American composer and writer (1841–1923)

Georgina Schuyler (1841 – December 25, 1923) was an American composer and article writer and great granddaughter of founding father Alexander Hamilton and Elizabeth Schuyler Hamilton. She was a member of multiple societies. From 1901 to 1903, Schuyler led the campaign to have Emma Lazarus's poem "The New Colossus" placed in the pedestal of the Statue of Liberty. The plaque was placed inside the statue's pedestal in 1903.

==Career==
Schuyler was a part of the soldiers' aid societies within Westchester County, New York during the Civil War. She was also a part of the Hospital Book and Newspaper Society within the United States Sanitary Commission. A 14-song collection of her compositions was published in 1886.

**THE DATA**.
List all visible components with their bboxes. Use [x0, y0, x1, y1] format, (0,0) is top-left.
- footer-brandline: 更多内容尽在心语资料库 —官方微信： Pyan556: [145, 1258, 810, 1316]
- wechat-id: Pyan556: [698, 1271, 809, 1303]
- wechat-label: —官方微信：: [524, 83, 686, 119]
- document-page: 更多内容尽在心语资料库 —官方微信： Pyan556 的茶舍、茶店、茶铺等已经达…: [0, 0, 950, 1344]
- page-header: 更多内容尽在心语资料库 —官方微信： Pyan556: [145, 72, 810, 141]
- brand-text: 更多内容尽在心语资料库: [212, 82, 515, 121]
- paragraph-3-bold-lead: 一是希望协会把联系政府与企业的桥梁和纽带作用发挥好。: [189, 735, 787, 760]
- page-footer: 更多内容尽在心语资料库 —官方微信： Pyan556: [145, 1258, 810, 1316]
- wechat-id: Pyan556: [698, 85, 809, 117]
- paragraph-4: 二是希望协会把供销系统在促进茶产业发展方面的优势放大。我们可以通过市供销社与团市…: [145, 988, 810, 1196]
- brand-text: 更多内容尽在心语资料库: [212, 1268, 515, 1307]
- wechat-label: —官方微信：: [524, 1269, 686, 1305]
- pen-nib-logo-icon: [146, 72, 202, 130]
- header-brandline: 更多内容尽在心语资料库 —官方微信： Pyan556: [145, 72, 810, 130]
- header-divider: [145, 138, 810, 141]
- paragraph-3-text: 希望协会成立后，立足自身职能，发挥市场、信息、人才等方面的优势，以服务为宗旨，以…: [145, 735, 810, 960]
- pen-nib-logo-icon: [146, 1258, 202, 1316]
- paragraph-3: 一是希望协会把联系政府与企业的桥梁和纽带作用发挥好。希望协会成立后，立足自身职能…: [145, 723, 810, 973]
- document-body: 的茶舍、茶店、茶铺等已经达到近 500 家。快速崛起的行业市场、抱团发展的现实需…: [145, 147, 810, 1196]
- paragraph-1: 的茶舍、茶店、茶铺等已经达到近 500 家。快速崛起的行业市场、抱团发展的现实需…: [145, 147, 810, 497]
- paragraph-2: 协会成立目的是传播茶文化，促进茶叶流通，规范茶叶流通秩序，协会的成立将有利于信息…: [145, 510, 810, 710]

**WORK REQUEST 1**. According to the biographical text on Georgina Schuyler, how many songs were in the collection of her compositions published in 1886?
**WORK REQUEST 2**. Continue the biographical text on Georgina Schuyler from its final sentence.

**EXPECTED ANSWER 1**. 14

**EXPECTED ANSWER 2**.
Schuyler was a friend of Emma Lazarus and after Lazarus died in 1887, Schuyler found Lazarus's poem "The New Colossus" in 1901. She led the campaign to have "The New Colossus" placed in the pedestal of the Statue of Liberty. It took until 1903 for the poem to be placed in the pedestal on a wall, later being placed inside an exhibit within the pedestal in 1986.

The governor of New York chose her to be a trustee of the Schuyler Mansion in 1911 and she was the author of The Schuyler Mansion at Albany. The Century: 1897, Volume 55 stated that Schuyler's music is true art. Schuyler also wrote articles about history and genealogy. She was in the Society of the Colonial Dames of America. Schuyler was also a philanthropist, art patron, and a supporter of the social reform programs that were started by her sister Louisa.

==Personal life==
Schuyler was born on 1841 in New York City to George Lee Schuyler and Eliza ( Hamilton). She is a descendant of Alexander Hamilton and Elizabeth Schuyler Hamilton. She attended private schools, including Elizabeth Cabot Agassiz's School for Girls in 1858 in Cambridge, Massachusetts.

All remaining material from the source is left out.